Challenge:
Below are some entries. Work out how many of their lines hold the word "marker", and write that number alone.

Figure content listings:
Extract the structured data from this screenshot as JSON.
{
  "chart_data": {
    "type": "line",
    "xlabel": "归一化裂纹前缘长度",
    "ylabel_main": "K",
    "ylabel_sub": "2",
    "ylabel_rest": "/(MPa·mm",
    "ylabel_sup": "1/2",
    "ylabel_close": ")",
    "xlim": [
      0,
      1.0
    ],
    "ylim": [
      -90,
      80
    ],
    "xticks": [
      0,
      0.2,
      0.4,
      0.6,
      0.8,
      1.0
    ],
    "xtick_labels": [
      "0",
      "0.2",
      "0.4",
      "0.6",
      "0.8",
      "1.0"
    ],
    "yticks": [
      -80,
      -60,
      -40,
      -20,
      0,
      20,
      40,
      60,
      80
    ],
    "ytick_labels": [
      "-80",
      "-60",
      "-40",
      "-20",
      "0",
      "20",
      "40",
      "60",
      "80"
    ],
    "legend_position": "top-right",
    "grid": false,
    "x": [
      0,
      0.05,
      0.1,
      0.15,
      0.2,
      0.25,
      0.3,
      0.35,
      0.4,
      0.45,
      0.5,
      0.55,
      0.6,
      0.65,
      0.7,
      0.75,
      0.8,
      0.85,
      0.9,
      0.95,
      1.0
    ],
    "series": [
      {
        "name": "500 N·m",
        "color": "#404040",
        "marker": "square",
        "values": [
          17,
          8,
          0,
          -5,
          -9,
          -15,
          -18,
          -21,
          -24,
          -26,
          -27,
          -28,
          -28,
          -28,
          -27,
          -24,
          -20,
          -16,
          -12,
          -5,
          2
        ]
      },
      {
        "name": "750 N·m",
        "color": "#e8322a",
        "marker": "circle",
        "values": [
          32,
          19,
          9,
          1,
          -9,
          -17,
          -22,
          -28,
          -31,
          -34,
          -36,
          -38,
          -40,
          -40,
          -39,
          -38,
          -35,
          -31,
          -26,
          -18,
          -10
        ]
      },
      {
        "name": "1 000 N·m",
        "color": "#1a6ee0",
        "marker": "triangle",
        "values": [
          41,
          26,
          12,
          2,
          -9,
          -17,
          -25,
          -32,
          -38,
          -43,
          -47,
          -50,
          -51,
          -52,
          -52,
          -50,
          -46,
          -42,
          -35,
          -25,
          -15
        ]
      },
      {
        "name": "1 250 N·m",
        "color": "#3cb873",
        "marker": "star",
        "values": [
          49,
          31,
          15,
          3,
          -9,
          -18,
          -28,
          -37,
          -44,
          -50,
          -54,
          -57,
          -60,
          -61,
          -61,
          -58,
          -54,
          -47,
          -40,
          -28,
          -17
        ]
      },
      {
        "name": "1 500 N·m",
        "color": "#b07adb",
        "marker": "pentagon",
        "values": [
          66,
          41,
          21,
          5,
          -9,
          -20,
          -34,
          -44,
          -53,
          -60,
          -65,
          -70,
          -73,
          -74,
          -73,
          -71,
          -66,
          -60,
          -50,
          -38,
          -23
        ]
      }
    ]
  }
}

Finished task:
5